- **REQUIRED TASK**:
Will you print the material below without altering a single character?

Figure record extracts
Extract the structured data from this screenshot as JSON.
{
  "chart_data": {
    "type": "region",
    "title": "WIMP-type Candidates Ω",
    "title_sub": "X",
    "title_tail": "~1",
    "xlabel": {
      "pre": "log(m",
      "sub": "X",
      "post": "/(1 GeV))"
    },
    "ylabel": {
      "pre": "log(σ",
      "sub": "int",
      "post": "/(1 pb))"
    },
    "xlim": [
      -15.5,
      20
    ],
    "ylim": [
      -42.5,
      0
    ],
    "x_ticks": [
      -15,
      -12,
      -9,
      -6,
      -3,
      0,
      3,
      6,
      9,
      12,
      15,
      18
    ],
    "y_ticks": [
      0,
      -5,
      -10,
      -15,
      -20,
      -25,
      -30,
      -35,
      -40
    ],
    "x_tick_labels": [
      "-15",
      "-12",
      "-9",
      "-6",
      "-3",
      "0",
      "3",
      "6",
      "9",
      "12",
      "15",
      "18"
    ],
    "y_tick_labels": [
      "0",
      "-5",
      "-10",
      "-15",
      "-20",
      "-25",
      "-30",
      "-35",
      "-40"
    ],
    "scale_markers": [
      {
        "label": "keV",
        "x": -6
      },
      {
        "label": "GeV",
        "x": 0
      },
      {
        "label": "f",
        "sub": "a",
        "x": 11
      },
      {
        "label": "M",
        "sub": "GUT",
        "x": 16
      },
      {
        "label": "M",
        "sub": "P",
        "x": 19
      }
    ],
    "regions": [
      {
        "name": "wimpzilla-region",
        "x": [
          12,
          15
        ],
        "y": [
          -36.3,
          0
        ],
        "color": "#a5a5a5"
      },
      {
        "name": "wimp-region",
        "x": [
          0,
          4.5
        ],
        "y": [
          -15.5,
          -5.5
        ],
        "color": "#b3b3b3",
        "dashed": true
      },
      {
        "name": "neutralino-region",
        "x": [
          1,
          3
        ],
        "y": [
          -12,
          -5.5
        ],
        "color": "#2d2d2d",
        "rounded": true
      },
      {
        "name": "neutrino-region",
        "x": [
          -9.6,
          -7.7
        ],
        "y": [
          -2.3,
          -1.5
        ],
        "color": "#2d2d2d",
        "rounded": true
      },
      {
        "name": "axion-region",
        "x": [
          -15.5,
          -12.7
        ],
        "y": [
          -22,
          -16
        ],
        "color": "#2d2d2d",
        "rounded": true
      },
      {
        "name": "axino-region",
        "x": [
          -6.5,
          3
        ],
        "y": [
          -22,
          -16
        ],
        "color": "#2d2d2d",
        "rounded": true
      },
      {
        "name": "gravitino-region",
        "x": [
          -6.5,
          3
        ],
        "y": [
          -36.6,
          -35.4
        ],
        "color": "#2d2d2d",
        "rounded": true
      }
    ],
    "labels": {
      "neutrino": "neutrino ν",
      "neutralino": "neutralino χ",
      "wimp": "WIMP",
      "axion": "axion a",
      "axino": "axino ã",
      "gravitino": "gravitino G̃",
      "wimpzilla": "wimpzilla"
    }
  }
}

- **EXERCISE RESPONSE**:
Extract the structured data from this screenshot as JSON.
{
  "chart_data": {
    "type": "region",
    "title": "WIMP-type Candidates Ω",
    "title_sub": "X",
    "title_tail": "~1",
    "xlabel": {
      "pre": "log(m",
      "sub": "X",
      "post": "/(1 GeV))"
    },
    "ylabel": {
      "pre": "log(σ",
      "sub": "int",
      "post": "/(1 pb))"
    },
    "xlim": [
      -15.5,
      20
    ],
    "ylim": [
      -42.5,
      0
    ],
    "x_ticks": [
      -15,
      -12,
      -9,
      -6,
      -3,
      0,
      3,
      6,
      9,
      12,
      15,
      18
    ],
    "y_ticks": [
      0,
      -5,
      -10,
      -15,
      -20,
      -25,
      -30,
      -35,
      -40
    ],
    "x_tick_labels": [
      "-15",
      "-12",
      "-9",
      "-6",
      "-3",
      "0",
      "3",
      "6",
      "9",
      "12",
      "15",
      "18"
    ],
    "y_tick_labels": [
      "0",
      "-5",
      "-10",
      "-15",
      "-20",
      "-25",
      "-30",
      "-35",
      "-40"
    ],
    "scale_markers": [
      {
        "label": "keV",
        "x": -6
      },
      {
        "label": "GeV",
        "x": 0
      },
      {
        "label": "f",
        "sub": "a",
        "x": 11
      },
      {
        "label": "M",
        "sub": "GUT",
        "x": 16
      },
      {
        "label": "M",
        "sub": "P",
        "x": 19
      }
    ],
    "regions": [
      {
        "name": "wimpzilla-region",
        "x": [
          12,
          15
        ],
        "y": [
          -36.3,
          0
        ],
        "color": "#a5a5a5"
      },
      {
        "name": "wimp-region",
        "x": [
          0,
          4.5
        ],
        "y": [
          -15.5,
          -5.5
        ],
        "color": "#b3b3b3",
        "dashed": true
      },
      {
        "name": "neutralino-region",
        "x": [
          1,
          3
        ],
        "y": [
          -12,
          -5.5
        ],
        "color": "#2d2d2d",
        "rounded": true
      },
      {
        "name": "neutrino-region",
        "x": [
          -9.6,
          -7.7
        ],
        "y": [
          -2.3,
          -1.5
        ],
        "color": "#2d2d2d",
        "rounded": true
      },
      {
        "name": "axion-region",
        "x": [
          -15.5,
          -12.7
        ],
        "y": [
          -22,
          -16
        ],
        "color": "#2d2d2d",
        "rounded": true
      },
      {
        "name": "axino-region",
        "x": [
          -6.5,
          3
        ],
        "y": [
          -22,
          -16
        ],
        "color": "#2d2d2d",
        "rounded": true
      },
      {
        "name": "gravitino-region",
        "x": [
          -6.5,
          3
        ],
        "y": [
          -36.6,
          -35.4
        ],
        "color": "#2d2d2d",
        "rounded": true
      }
    ],
    "labels": {
      "neutrino": "neutrino ν",
      "neutralino": "neutralino χ",
      "wimp": "WIMP",
      "axion": "axion a",
      "axino": "axino ã",
      "gravitino": "gravitino G̃",
      "wimpzilla": "wimpzilla"
    }
  }
}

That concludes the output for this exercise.